> Exercise task: Reproduce the stretch of the Senate Obamacare defunding article from "Sen. Lindsey Graham, a" through "Senate floor Monday.".

> Selected text:
Cruz has been calling on fellow Republicans to block the House-passed stopgap spending bill that defunds the president’s 2010 health care law because he sees the vote as a way to prevent Senate Majority Leader Harry Reid, D-Nev., from stripping out the Obamacare funding blockade.
But a GOP-led filibuster puts many Republicans in the tough spot of opposing a bill they actually support while also likely causing a government shutdown. Any vote to filibuster is likely to come before Reid moves to strike the Obamacare defunding language.
“Sen. McConnell supports the House Republicans’ bill and will not vote to block it, since it defunds Obamacare and funds the government without increasing spending by a penny. He will also vote against any amendment that attempts to add Obamacare funding back into the House Republicans’ bill,” said Don Stewart, spokesman for the Kentucky Republican. “If and when the Majority Leader goes down that path, Washington Democrats will have to decide — without hiding behind a procedural vote — whether or not to split with their leadership and join Republicans and their constituents in opposing the re-insertion of Obamacare funding into the House-passed bill.”
Sen. Lindsey Graham, a South Carolina Republican who is up for re-election and faces a tea party challenge, didn’t mince words about the problem with the tactics being employed by his fellow GOP senators.
“I think we’ll take up the House bill because it’s a good bill. I can’t imagine filibustering the bill that I like from the House. There will be a vote to take out the defunding of Obamacare. It will be a majority vote,” Graham said Monday on Fox News. “And I’m hoping some Democrats will side with all Republicans to keep the defunding in place, but I doubt it.”
But Cruz has been pressing his case hard, taking to the Senate floor Monday.
“It is our obligation to our constituents to do everything we can to prevent the majority leader from funding Obamacare with just 51 votes. Any member of this body that votes for cloture on this bill will be voting to allow the majority leader to fund Obamacare on 51 votes,” Cruz said. “I think that vote’s a mistake.”
In this case, Senate rules will allow Reid to move to strike the language defunding Obamacare with just a simple majority after limiting debate on the House-passed legislation. Cruz sought to prevent Reid from doing that on Monday by offering two unanimous consent requests — one to pass the House bill unchanged and another to set up an artificial 60-vote threshold for any amendment votes.
Reid shot that down quickly, even though Cruz’s objective was plain: to bait the majority leader into objecting so he could accuse Democrats of causing any subsequent government shutdown.
But beyond worrying about the wisdom of causing a government shutdown over Obamacare, some Senate Republicans are also grumbling that the Texas Republican and his allies have picked the wrong fight and should be pushing to lower the $986 billion spending cap included in the House bill.

Region and label listings:
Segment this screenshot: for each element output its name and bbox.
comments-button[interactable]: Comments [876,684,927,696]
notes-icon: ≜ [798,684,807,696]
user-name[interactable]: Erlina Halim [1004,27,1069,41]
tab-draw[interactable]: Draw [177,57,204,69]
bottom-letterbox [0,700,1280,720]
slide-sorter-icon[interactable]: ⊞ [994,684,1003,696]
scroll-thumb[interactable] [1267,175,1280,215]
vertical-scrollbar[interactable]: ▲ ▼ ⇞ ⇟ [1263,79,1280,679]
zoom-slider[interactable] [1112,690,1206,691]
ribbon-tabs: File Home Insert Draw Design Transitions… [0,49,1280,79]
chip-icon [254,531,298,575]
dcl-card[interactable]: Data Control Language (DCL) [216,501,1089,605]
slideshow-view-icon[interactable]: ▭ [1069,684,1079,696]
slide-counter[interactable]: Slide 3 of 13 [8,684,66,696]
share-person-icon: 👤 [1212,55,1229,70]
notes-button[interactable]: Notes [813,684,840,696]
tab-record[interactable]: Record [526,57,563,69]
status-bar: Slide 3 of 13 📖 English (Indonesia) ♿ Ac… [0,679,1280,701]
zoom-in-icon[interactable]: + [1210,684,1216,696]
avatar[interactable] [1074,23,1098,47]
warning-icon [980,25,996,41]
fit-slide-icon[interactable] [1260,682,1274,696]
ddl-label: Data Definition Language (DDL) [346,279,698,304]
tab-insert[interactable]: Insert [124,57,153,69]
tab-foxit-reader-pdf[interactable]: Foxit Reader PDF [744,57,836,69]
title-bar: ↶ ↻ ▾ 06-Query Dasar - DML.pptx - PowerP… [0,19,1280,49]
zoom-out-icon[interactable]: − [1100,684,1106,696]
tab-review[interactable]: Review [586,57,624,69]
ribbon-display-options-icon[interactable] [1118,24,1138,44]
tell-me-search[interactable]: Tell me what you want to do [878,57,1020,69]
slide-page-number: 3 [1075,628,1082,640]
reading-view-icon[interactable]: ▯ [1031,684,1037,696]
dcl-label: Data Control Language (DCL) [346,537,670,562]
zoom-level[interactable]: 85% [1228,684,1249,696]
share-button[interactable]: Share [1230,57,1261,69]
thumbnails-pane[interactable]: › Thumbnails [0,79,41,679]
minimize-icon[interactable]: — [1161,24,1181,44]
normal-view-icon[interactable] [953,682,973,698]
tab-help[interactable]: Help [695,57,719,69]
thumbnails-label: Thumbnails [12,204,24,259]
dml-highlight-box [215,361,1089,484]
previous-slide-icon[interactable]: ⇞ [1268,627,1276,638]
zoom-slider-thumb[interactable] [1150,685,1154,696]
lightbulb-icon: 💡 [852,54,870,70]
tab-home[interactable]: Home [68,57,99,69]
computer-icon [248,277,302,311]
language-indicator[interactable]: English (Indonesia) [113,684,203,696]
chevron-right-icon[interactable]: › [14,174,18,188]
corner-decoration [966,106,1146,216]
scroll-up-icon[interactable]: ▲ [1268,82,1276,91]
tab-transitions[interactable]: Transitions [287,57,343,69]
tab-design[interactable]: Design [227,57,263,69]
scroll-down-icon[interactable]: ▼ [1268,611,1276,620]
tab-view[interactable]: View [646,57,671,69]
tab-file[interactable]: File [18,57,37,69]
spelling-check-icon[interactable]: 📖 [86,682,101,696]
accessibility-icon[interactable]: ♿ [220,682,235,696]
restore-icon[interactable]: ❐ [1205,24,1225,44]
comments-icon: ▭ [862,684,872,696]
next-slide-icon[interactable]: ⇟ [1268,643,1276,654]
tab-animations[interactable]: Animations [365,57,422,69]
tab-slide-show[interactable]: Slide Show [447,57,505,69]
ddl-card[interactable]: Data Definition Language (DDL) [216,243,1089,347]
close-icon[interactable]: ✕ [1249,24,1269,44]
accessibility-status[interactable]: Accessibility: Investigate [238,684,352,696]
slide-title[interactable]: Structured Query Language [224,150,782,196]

> Answer to this task:
Sen. Lindsey Graham, a South Carolina Republican who is up for re-election and faces a tea party challenge, didn’t mince words about the problem with the tactics being employed by his fellow GOP senators.
“I think we’ll take up the House bill because it’s a good bill. I can’t imagine filibustering the bill that I like from the House. There will be a vote to take out the defunding of Obamacare. It will be a majority vote,” Graham said Monday on Fox News. “And I’m hoping some Democrats will side with all Republicans to keep the defunding in place, but I doubt it.”
But Cruz has been pressing his case hard, taking to the Senate floor Monday.